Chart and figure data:
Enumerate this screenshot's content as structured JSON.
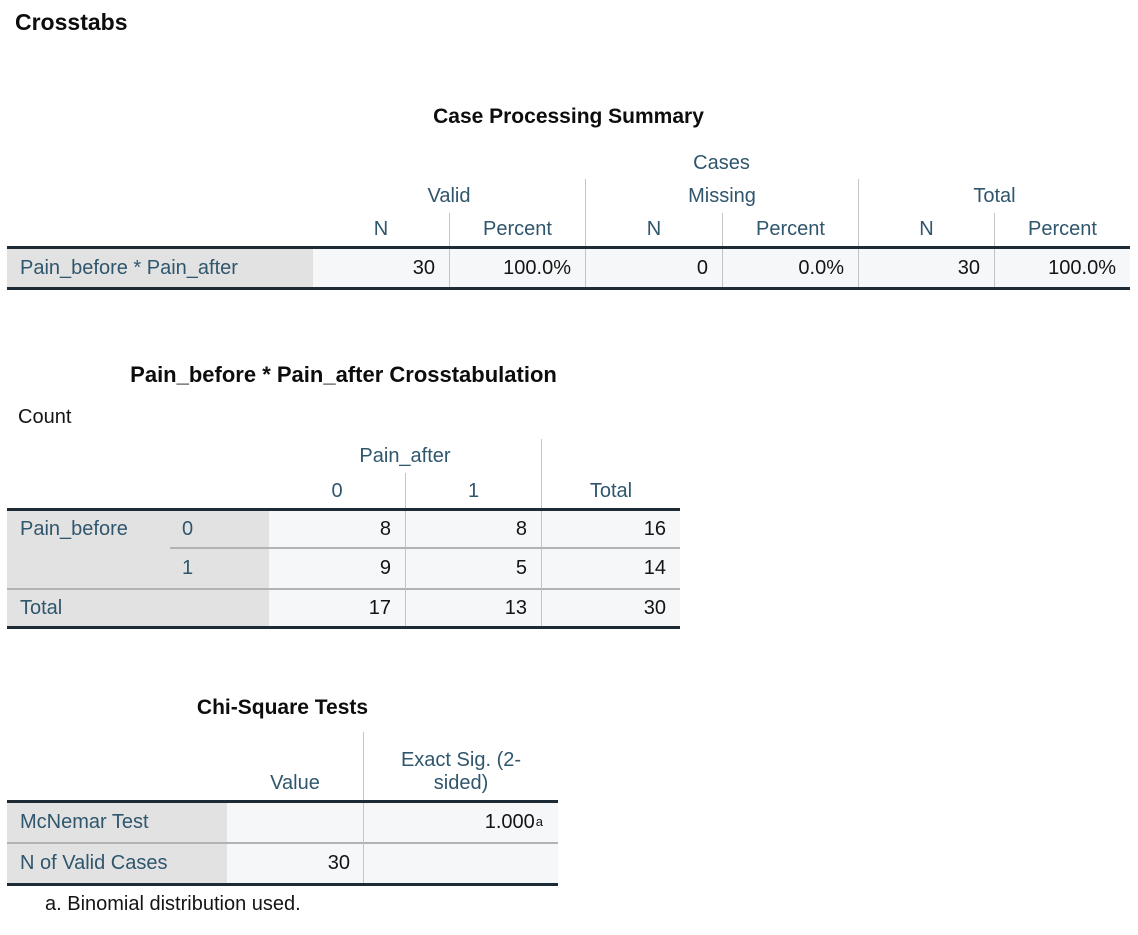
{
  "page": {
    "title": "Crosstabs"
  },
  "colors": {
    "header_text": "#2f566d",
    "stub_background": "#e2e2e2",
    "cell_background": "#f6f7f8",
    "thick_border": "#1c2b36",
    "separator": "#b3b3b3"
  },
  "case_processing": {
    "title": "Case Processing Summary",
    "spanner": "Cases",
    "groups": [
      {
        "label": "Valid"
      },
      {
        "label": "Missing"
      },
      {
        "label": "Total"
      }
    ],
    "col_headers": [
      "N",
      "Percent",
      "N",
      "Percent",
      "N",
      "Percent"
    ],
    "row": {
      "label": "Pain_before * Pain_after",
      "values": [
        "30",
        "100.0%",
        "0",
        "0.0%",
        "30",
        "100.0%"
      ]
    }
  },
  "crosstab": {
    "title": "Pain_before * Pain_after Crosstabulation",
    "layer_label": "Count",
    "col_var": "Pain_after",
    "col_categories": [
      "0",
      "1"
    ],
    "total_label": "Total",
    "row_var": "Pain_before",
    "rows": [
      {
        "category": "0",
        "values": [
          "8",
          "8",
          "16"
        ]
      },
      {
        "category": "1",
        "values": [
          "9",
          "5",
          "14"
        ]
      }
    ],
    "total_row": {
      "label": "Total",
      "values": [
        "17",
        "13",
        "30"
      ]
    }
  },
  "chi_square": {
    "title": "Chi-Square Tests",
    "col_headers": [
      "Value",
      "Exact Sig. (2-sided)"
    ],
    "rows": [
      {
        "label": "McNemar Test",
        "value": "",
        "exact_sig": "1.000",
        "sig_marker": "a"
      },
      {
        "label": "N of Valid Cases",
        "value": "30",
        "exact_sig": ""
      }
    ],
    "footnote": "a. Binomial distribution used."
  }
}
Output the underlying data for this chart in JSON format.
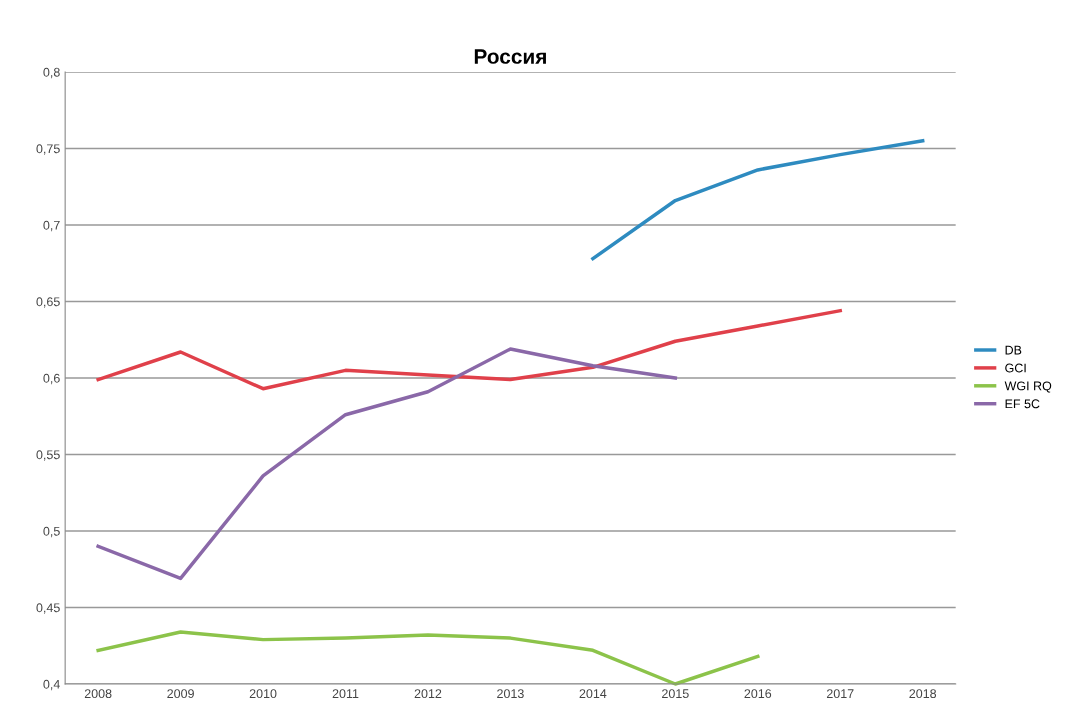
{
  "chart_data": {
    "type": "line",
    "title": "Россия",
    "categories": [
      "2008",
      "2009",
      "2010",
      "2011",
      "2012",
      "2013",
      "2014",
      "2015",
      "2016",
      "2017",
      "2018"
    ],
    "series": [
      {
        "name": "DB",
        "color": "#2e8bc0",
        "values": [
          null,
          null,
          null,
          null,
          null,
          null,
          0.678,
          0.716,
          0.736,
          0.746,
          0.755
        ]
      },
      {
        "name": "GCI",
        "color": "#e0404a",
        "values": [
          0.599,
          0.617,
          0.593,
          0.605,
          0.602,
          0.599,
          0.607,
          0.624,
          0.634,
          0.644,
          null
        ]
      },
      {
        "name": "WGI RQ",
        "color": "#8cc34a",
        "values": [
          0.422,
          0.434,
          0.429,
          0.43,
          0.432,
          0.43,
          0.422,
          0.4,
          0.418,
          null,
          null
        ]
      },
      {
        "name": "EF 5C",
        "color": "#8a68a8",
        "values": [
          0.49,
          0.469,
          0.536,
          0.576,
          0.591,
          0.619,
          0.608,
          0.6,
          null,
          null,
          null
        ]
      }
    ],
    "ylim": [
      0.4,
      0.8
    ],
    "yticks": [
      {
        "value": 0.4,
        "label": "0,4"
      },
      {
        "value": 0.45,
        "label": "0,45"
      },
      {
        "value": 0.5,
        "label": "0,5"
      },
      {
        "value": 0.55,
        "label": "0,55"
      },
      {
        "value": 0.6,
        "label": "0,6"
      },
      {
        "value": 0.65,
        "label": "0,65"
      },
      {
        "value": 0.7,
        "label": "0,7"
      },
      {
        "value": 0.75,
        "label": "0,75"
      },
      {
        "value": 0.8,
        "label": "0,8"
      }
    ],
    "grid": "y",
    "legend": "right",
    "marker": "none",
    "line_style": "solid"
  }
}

• Instructions for the task
Leave the pictures out and output the rest of the listing exactly.

• Solution for this task
Enumerate this screenshot's content as structured JSON.
{
  "page": {
    "title": "Crosstabs"
  },
  "colors": {
    "header_text": "#2f566d",
    "stub_background": "#e2e2e2",
    "cell_background": "#f6f7f8",
    "thick_border": "#1c2b36",
    "separator": "#b3b3b3"
  },
  "case_processing": {
    "title": "Case Processing Summary",
    "spanner": "Cases",
    "groups": [
      {
        "label": "Valid"
      },
      {
        "label": "Missing"
      },
      {
        "label": "Total"
      }
    ],
    "col_headers": [
      "N",
      "Percent",
      "N",
      "Percent",
      "N",
      "Percent"
    ],
    "row": {
      "label": "Pain_before * Pain_after",
      "values": [
        "30",
        "100.0%",
        "0",
        "0.0%",
        "30",
        "100.0%"
      ]
    }
  },
  "crosstab": {
    "title": "Pain_before * Pain_after Crosstabulation",
    "layer_label": "Count",
    "col_var": "Pain_after",
    "col_categories": [
      "0",
      "1"
    ],
    "total_label": "Total",
    "row_var": "Pain_before",
    "rows": [
      {
        "category": "0",
        "values": [
          "8",
          "8",
          "16"
        ]
      },
      {
        "category": "1",
        "values": [
          "9",
          "5",
          "14"
        ]
      }
    ],
    "total_row": {
      "label": "Total",
      "values": [
        "17",
        "13",
        "30"
      ]
    }
  },
  "chi_square": {
    "title": "Chi-Square Tests",
    "col_headers": [
      "Value",
      "Exact Sig. (2-sided)"
    ],
    "rows": [
      {
        "label": "McNemar Test",
        "value": "",
        "exact_sig": "1.000",
        "sig_marker": "a"
      },
      {
        "label": "N of Valid Cases",
        "value": "30",
        "exact_sig": ""
      }
    ],
    "footnote": "a. Binomial distribution used."
  }
}
Output the underlying data for this chart in JSON format.
{
  "chart_data": {
    "type": "line",
    "title": "Россия",
    "categories": [
      "2008",
      "2009",
      "2010",
      "2011",
      "2012",
      "2013",
      "2014",
      "2015",
      "2016",
      "2017",
      "2018"
    ],
    "series": [
      {
        "name": "DB",
        "color": "#2e8bc0",
        "values": [
          null,
          null,
          null,
          null,
          null,
          null,
          0.678,
          0.716,
          0.736,
          0.746,
          0.755
        ]
      },
      {
        "name": "GCI",
        "color": "#e0404a",
        "values": [
          0.599,
          0.617,
          0.593,
          0.605,
          0.602,
          0.599,
          0.607,
          0.624,
          0.634,
          0.644,
          null
        ]
      },
      {
        "name": "WGI RQ",
        "color": "#8cc34a",
        "values": [
          0.422,
          0.434,
          0.429,
          0.43,
          0.432,
          0.43,
          0.422,
          0.4,
          0.418,
          null,
          null
        ]
      },
      {
        "name": "EF 5C",
        "color": "#8a68a8",
        "values": [
          0.49,
          0.469,
          0.536,
          0.576,
          0.591,
          0.619,
          0.608,
          0.6,
          null,
          null,
          null
        ]
      }
    ],
    "ylim": [
      0.4,
      0.8
    ],
    "yticks": [
      {
        "value": 0.4,
        "label": "0,4"
      },
      {
        "value": 0.45,
        "label": "0,45"
      },
      {
        "value": 0.5,
        "label": "0,5"
      },
      {
        "value": 0.55,
        "label": "0,55"
      },
      {
        "value": 0.6,
        "label": "0,6"
      },
      {
        "value": 0.65,
        "label": "0,65"
      },
      {
        "value": 0.7,
        "label": "0,7"
      },
      {
        "value": 0.75,
        "label": "0,75"
      },
      {
        "value": 0.8,
        "label": "0,8"
      }
    ],
    "grid": "y",
    "legend": "right",
    "marker": "none",
    "line_style": "solid"
  }
}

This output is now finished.